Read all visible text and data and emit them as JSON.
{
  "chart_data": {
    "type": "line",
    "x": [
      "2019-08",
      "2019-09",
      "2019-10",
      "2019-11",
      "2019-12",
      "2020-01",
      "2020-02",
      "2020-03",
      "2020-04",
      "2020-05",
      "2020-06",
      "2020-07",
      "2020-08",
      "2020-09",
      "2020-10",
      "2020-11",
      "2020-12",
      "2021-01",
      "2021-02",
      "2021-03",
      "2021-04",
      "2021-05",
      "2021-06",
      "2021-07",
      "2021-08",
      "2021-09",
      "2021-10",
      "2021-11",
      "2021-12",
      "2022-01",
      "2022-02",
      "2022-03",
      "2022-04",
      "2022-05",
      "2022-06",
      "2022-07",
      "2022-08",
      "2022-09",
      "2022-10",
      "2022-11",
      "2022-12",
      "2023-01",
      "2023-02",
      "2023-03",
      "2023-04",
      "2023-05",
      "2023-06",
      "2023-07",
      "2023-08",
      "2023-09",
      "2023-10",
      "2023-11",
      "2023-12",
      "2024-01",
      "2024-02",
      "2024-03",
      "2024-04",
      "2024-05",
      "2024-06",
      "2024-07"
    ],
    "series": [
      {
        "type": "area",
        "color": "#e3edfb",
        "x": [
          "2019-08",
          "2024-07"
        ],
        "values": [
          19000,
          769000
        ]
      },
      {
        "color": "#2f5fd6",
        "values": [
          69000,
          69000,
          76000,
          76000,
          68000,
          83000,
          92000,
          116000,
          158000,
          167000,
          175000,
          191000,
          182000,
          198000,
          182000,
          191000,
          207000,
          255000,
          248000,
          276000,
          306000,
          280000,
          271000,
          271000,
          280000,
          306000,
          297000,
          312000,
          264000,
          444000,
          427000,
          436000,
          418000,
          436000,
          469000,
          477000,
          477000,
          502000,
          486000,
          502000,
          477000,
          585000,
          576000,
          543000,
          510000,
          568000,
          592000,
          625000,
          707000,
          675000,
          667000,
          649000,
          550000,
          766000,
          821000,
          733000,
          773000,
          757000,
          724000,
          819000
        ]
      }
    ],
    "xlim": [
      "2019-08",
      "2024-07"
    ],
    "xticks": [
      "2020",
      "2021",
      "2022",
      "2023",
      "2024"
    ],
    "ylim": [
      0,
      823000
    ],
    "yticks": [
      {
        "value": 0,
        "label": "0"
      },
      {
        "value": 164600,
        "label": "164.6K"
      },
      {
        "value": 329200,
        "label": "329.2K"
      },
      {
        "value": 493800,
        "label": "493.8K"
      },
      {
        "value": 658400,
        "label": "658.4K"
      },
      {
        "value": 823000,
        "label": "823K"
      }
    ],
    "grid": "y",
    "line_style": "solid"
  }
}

● **What needs to be done**: Gather all lines where the word "label" appears.

● **Reply to the task**:
        "label": "0"
        "label": "164.6K"
        "label": "329.2K"
        "label": "493.8K"
        "label": "658.4K"
        "label": "823K"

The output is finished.